▶ [To do]:
Repeat what the lines below say, word for word, and skip every image.

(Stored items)
====

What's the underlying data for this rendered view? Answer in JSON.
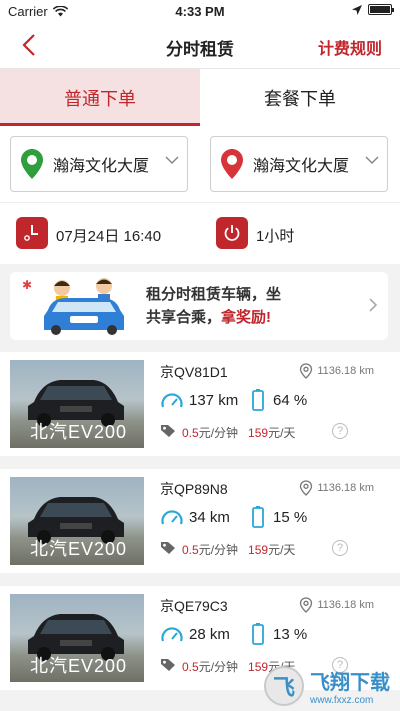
{
  "status_bar": {
    "carrier": "Carrier",
    "time": "4:33 PM"
  },
  "nav": {
    "title": "分时租赁",
    "rules_link": "计费规则"
  },
  "tabs": [
    {
      "label": "普通下单",
      "active": true
    },
    {
      "label": "套餐下单",
      "active": false
    }
  ],
  "locations": {
    "pickup": "瀚海文化大厦",
    "return": "瀚海文化大厦"
  },
  "schedule": {
    "start_time": "07月24日 16:40",
    "duration": "1小时"
  },
  "promo": {
    "text_line1": "租分时租赁车辆，坐",
    "text_line2": "共享合乘，",
    "highlight": "拿奖励!"
  },
  "vehicles": [
    {
      "image_label": "北汽EV200",
      "plate": "京QV81D1",
      "distance": "1136.18 km",
      "range": "137 km",
      "battery": "64 %",
      "price_min": "0.5",
      "price_min_unit": "元/分钟",
      "price_day": "159",
      "price_day_unit": "元/天"
    },
    {
      "image_label": "北汽EV200",
      "plate": "京QP89N8",
      "distance": "1136.18 km",
      "range": "34 km",
      "battery": "15 %",
      "price_min": "0.5",
      "price_min_unit": "元/分钟",
      "price_day": "159",
      "price_day_unit": "元/天"
    },
    {
      "image_label": "北汽EV200",
      "plate": "京QE79C3",
      "distance": "1136.18 km",
      "range": "28 km",
      "battery": "13 %",
      "price_min": "0.5",
      "price_min_unit": "元/分钟",
      "price_day": "159",
      "price_day_unit": "元/天"
    }
  ],
  "watermark": {
    "brand": "飞翔下载",
    "url": "www.fxxz.com"
  },
  "colors": {
    "accent": "#c0272d",
    "pin_green": "#2e9e3e",
    "pin_red": "#d7343a",
    "gauge_blue": "#2aa7d8"
  }
}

====

▶ [The output]:
What's the underlying data for this rendered view? Answer in JSON.
{
  "status_bar": {
    "carrier": "Carrier",
    "time": "4:33 PM"
  },
  "nav": {
    "title": "分时租赁",
    "rules_link": "计费规则"
  },
  "tabs": [
    {
      "label": "普通下单",
      "active": true
    },
    {
      "label": "套餐下单",
      "active": false
    }
  ],
  "locations": {
    "pickup": "瀚海文化大厦",
    "return": "瀚海文化大厦"
  },
  "schedule": {
    "start_time": "07月24日 16:40",
    "duration": "1小时"
  },
  "promo": {
    "text_line1": "租分时租赁车辆，坐",
    "text_line2": "共享合乘，",
    "highlight": "拿奖励!"
  },
  "vehicles": [
    {
      "image_label": "北汽EV200",
      "plate": "京QV81D1",
      "distance": "1136.18 km",
      "range": "137 km",
      "battery": "64 %",
      "price_min": "0.5",
      "price_min_unit": "元/分钟",
      "price_day": "159",
      "price_day_unit": "元/天"
    },
    {
      "image_label": "北汽EV200",
      "plate": "京QP89N8",
      "distance": "1136.18 km",
      "range": "34 km",
      "battery": "15 %",
      "price_min": "0.5",
      "price_min_unit": "元/分钟",
      "price_day": "159",
      "price_day_unit": "元/天"
    },
    {
      "image_label": "北汽EV200",
      "plate": "京QE79C3",
      "distance": "1136.18 km",
      "range": "28 km",
      "battery": "13 %",
      "price_min": "0.5",
      "price_min_unit": "元/分钟",
      "price_day": "159",
      "price_day_unit": "元/天"
    }
  ],
  "watermark": {
    "brand": "飞翔下载",
    "url": "www.fxxz.com"
  },
  "colors": {
    "accent": "#c0272d",
    "pin_green": "#2e9e3e",
    "pin_red": "#d7343a",
    "gauge_blue": "#2aa7d8"
  }
}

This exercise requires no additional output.